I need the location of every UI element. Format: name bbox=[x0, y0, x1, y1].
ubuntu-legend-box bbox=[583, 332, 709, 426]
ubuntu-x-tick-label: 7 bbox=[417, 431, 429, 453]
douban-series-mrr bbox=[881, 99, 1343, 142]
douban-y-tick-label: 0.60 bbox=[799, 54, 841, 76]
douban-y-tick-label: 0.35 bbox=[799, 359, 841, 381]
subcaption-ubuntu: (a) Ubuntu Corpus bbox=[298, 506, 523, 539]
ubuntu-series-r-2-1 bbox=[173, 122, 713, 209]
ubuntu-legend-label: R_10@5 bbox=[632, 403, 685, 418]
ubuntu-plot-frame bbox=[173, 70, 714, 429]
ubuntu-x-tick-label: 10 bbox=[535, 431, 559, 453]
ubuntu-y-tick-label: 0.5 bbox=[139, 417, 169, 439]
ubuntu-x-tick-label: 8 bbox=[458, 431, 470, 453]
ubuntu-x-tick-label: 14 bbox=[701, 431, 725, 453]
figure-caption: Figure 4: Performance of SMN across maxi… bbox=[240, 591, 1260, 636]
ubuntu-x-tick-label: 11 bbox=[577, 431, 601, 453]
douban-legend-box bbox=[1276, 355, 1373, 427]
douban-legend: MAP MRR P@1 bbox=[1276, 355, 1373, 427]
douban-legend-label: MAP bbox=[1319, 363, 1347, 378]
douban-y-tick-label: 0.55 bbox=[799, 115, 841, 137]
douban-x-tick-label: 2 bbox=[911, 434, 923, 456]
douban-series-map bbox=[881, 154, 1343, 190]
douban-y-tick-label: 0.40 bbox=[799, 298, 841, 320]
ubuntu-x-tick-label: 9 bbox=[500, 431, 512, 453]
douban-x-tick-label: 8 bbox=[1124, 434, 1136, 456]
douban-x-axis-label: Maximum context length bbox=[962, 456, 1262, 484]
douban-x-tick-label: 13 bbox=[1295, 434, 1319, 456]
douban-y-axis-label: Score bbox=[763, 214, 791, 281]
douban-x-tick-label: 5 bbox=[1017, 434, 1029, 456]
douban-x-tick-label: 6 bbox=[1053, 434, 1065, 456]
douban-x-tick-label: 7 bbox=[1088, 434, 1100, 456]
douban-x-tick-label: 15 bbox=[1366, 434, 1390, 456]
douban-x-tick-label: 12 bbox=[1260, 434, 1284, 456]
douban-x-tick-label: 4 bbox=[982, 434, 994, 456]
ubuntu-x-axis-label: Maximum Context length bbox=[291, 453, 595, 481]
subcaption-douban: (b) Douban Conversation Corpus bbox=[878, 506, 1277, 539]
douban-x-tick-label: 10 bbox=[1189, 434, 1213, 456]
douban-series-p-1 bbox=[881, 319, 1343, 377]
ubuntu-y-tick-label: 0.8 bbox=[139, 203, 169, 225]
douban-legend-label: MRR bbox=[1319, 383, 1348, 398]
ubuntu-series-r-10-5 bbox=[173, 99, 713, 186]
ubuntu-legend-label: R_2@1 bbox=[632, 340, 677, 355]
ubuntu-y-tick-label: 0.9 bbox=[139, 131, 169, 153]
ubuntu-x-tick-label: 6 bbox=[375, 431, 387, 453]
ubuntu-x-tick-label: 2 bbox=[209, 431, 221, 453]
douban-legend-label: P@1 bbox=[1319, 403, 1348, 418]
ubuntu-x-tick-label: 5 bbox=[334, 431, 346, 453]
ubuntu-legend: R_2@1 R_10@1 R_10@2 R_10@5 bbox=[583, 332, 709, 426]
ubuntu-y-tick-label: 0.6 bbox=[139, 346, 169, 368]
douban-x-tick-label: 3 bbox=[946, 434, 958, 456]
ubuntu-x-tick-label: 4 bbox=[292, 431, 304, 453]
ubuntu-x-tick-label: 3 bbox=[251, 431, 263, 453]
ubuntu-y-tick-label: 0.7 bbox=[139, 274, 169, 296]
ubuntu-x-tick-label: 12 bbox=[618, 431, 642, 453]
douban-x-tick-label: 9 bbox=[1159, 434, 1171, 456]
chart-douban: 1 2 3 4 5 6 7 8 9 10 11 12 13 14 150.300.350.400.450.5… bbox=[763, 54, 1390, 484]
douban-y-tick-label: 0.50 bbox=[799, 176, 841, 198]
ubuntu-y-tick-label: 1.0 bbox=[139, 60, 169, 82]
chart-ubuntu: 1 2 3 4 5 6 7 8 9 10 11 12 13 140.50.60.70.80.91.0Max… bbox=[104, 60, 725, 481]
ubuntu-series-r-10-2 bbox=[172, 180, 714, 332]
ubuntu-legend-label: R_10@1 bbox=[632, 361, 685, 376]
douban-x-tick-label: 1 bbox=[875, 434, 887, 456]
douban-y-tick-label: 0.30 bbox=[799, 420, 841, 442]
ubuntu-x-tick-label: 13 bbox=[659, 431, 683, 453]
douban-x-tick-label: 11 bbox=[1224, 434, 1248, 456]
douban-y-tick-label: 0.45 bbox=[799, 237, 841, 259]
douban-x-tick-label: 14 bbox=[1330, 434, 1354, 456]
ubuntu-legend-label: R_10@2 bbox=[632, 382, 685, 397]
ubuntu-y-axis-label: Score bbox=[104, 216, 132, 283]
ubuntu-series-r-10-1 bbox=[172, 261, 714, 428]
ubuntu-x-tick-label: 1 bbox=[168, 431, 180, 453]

Exercise goal:
Rewrite all of the data above, changing "Score" to "Value" wherever it occurs and leaving everything else unchanged.

Solution to the exercise:
I need the location of every UI element. Format: name bbox=[x0, y0, x1, y1].
ubuntu-legend-box bbox=[583, 332, 709, 426]
ubuntu-x-tick-label: 7 bbox=[417, 431, 429, 453]
douban-series-mrr bbox=[881, 99, 1343, 142]
douban-y-tick-label: 0.60 bbox=[799, 54, 841, 76]
douban-y-tick-label: 0.35 bbox=[799, 359, 841, 381]
subcaption-ubuntu: (a) Ubuntu Corpus bbox=[298, 506, 523, 539]
ubuntu-series-r-2-1 bbox=[173, 122, 713, 209]
ubuntu-legend-label: R_10@5 bbox=[632, 403, 685, 418]
ubuntu-plot-frame bbox=[173, 70, 714, 429]
ubuntu-x-tick-label: 10 bbox=[535, 431, 559, 453]
ubuntu-y-tick-label: 0.5 bbox=[139, 417, 169, 439]
ubuntu-x-tick-label: 8 bbox=[458, 431, 470, 453]
ubuntu-x-tick-label: 14 bbox=[701, 431, 725, 453]
figure-caption: Figure 4: Performance of SMN across maxi… bbox=[240, 591, 1260, 636]
ubuntu-x-tick-label: 11 bbox=[577, 431, 601, 453]
douban-legend-box bbox=[1276, 355, 1373, 427]
douban-legend: MAP MRR P@1 bbox=[1276, 355, 1373, 427]
douban-legend-label: MAP bbox=[1319, 363, 1347, 378]
douban-y-tick-label: 0.55 bbox=[799, 115, 841, 137]
douban-x-tick-label: 2 bbox=[911, 434, 923, 456]
douban-series-map bbox=[881, 154, 1343, 190]
douban-y-tick-label: 0.40 bbox=[799, 298, 841, 320]
ubuntu-x-tick-label: 9 bbox=[500, 431, 512, 453]
douban-x-tick-label: 8 bbox=[1124, 434, 1136, 456]
douban-x-axis-label: Maximum context length bbox=[962, 456, 1262, 484]
douban-x-tick-label: 13 bbox=[1295, 434, 1319, 456]
douban-y-axis-label: Value bbox=[763, 214, 791, 281]
douban-x-tick-label: 5 bbox=[1017, 434, 1029, 456]
douban-x-tick-label: 6 bbox=[1053, 434, 1065, 456]
douban-x-tick-label: 7 bbox=[1088, 434, 1100, 456]
douban-x-tick-label: 15 bbox=[1366, 434, 1390, 456]
douban-x-tick-label: 12 bbox=[1260, 434, 1284, 456]
douban-x-tick-label: 4 bbox=[982, 434, 994, 456]
ubuntu-x-axis-label: Maximum Context length bbox=[291, 453, 595, 481]
subcaption-douban: (b) Douban Conversation Corpus bbox=[878, 506, 1277, 539]
douban-x-tick-label: 10 bbox=[1189, 434, 1213, 456]
douban-series-p-1 bbox=[881, 319, 1343, 377]
ubuntu-y-tick-label: 0.8 bbox=[139, 203, 169, 225]
douban-legend-label: MRR bbox=[1319, 383, 1348, 398]
ubuntu-series-r-10-5 bbox=[173, 99, 713, 186]
ubuntu-legend-label: R_2@1 bbox=[632, 340, 677, 355]
ubuntu-y-tick-label: 0.9 bbox=[139, 131, 169, 153]
ubuntu-x-tick-label: 6 bbox=[375, 431, 387, 453]
ubuntu-x-tick-label: 2 bbox=[209, 431, 221, 453]
douban-legend-label: P@1 bbox=[1319, 403, 1348, 418]
ubuntu-x-tick-label: 5 bbox=[334, 431, 346, 453]
ubuntu-legend: R_2@1 R_10@1 R_10@2 R_10@5 bbox=[583, 332, 709, 426]
ubuntu-y-tick-label: 0.6 bbox=[139, 346, 169, 368]
douban-x-tick-label: 3 bbox=[946, 434, 958, 456]
ubuntu-x-tick-label: 4 bbox=[292, 431, 304, 453]
ubuntu-x-tick-label: 3 bbox=[251, 431, 263, 453]
ubuntu-y-tick-label: 0.7 bbox=[139, 274, 169, 296]
ubuntu-x-tick-label: 12 bbox=[618, 431, 642, 453]
douban-x-tick-label: 9 bbox=[1159, 434, 1171, 456]
chart-douban: 1 2 3 4 5 6 7 8 9 10 11 12 13 14 150.300.350.400.450.5… bbox=[763, 54, 1390, 484]
douban-y-tick-label: 0.50 bbox=[799, 176, 841, 198]
ubuntu-y-tick-label: 1.0 bbox=[139, 60, 169, 82]
chart-ubuntu: 1 2 3 4 5 6 7 8 9 10 11 12 13 140.50.60.70.80.91.0Max… bbox=[104, 60, 725, 481]
ubuntu-series-r-10-2 bbox=[172, 180, 714, 332]
ubuntu-legend-label: R_10@1 bbox=[632, 361, 685, 376]
douban-x-tick-label: 1 bbox=[875, 434, 887, 456]
douban-y-tick-label: 0.30 bbox=[799, 420, 841, 442]
ubuntu-x-tick-label: 13 bbox=[659, 431, 683, 453]
douban-x-tick-label: 11 bbox=[1224, 434, 1248, 456]
douban-y-tick-label: 0.45 bbox=[799, 237, 841, 259]
douban-x-tick-label: 14 bbox=[1330, 434, 1354, 456]
ubuntu-legend-label: R_10@2 bbox=[632, 382, 685, 397]
ubuntu-y-axis-label: Value bbox=[104, 216, 132, 283]
ubuntu-series-r-10-1 bbox=[172, 261, 714, 428]
ubuntu-x-tick-label: 1 bbox=[168, 431, 180, 453]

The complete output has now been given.